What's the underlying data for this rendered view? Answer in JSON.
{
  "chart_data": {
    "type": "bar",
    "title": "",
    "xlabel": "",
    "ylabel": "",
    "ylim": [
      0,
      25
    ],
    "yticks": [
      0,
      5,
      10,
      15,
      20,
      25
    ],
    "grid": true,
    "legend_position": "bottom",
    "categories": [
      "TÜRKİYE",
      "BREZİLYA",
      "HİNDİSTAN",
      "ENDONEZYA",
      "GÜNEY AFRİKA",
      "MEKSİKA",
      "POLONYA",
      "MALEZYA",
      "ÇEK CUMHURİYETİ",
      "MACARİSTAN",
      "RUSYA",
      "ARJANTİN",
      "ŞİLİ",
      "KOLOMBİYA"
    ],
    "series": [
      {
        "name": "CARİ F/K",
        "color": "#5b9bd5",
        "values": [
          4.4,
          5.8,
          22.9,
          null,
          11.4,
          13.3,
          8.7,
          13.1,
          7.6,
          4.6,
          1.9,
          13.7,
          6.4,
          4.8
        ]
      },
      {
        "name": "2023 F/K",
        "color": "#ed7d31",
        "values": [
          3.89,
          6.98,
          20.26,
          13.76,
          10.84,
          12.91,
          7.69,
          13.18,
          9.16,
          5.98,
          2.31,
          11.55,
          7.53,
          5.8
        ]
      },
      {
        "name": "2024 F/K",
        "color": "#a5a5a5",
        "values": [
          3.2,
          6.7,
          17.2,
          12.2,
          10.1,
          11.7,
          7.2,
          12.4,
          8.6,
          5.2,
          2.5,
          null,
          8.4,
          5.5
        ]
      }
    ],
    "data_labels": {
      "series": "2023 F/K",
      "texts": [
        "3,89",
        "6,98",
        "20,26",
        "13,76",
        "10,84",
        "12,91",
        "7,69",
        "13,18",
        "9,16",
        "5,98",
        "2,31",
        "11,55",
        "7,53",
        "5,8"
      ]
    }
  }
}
--
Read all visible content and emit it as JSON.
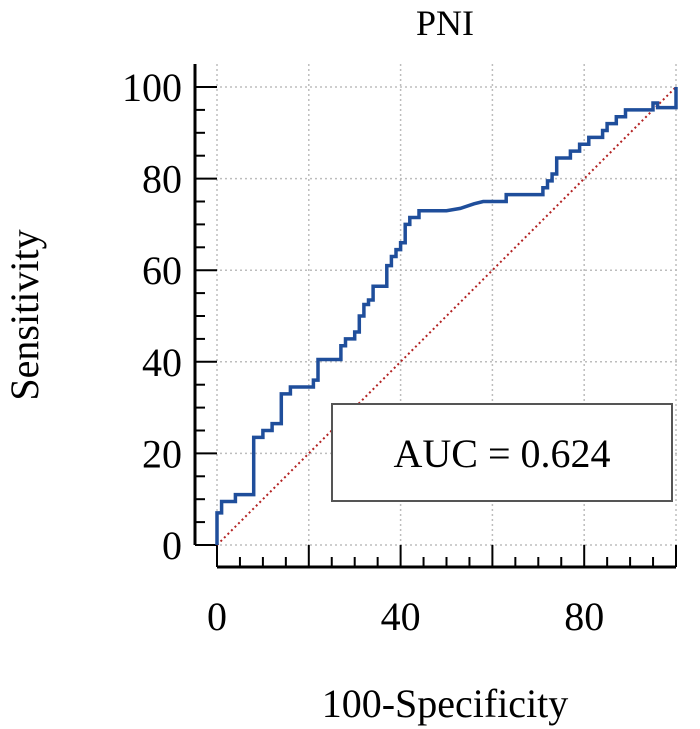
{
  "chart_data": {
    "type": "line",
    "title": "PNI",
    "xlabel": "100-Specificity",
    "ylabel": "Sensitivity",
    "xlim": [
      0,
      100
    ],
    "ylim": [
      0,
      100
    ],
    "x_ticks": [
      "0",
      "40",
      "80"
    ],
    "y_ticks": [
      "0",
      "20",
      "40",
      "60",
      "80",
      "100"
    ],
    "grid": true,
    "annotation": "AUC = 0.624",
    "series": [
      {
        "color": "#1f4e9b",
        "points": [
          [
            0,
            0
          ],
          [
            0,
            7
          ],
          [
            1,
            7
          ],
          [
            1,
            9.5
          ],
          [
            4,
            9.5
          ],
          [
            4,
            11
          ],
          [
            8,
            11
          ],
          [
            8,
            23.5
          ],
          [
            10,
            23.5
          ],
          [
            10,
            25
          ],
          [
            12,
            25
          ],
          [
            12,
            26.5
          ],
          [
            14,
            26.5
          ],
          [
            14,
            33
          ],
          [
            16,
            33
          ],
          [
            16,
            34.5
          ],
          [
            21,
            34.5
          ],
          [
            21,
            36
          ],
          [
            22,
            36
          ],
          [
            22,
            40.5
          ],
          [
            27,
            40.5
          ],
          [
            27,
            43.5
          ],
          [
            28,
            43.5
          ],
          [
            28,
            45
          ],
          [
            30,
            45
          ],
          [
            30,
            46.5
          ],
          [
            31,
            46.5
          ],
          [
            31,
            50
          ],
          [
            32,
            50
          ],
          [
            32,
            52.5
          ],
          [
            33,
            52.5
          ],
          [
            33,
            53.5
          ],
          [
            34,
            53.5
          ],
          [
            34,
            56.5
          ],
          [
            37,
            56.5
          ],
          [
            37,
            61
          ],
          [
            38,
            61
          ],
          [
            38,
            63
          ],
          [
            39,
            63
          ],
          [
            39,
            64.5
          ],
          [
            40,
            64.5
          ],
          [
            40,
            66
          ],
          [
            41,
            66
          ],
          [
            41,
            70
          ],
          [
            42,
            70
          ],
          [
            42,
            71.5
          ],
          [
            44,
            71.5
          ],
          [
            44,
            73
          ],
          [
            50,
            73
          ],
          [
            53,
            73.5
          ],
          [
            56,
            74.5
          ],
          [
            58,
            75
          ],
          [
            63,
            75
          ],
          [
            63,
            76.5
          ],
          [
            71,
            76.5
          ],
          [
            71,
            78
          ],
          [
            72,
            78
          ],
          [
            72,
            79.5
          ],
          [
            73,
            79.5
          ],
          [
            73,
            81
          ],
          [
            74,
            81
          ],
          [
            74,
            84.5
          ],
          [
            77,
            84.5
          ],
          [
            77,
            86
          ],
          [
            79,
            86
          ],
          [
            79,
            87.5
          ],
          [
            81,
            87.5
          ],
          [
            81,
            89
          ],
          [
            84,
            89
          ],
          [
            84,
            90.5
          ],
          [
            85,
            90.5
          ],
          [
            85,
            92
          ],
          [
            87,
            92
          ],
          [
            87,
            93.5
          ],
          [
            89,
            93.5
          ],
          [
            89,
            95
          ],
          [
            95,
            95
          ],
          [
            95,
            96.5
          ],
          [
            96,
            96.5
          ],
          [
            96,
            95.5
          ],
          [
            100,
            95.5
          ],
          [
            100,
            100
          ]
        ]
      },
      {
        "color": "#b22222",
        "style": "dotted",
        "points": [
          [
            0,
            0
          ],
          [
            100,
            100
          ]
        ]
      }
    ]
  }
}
---
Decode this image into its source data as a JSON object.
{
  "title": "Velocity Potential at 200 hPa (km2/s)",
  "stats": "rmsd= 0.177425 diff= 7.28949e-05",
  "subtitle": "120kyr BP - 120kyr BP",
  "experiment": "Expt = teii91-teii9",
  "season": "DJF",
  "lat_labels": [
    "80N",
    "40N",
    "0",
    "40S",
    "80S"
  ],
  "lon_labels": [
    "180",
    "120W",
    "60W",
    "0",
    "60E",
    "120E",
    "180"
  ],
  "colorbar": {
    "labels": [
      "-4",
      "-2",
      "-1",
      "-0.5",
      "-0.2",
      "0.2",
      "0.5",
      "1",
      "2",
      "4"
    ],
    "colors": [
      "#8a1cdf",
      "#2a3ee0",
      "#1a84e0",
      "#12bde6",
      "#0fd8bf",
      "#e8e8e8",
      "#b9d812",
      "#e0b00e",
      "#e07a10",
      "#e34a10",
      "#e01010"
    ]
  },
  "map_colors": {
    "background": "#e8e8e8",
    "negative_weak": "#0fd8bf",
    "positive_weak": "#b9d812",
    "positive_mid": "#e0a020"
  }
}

> **Exercise brief**
Collect, from the material above, every line containing the word "name".

> **Reply to the exercise**
        "name": "CARİ F/K",
        "name": "2023 F/K",
        "name": "2024 F/K",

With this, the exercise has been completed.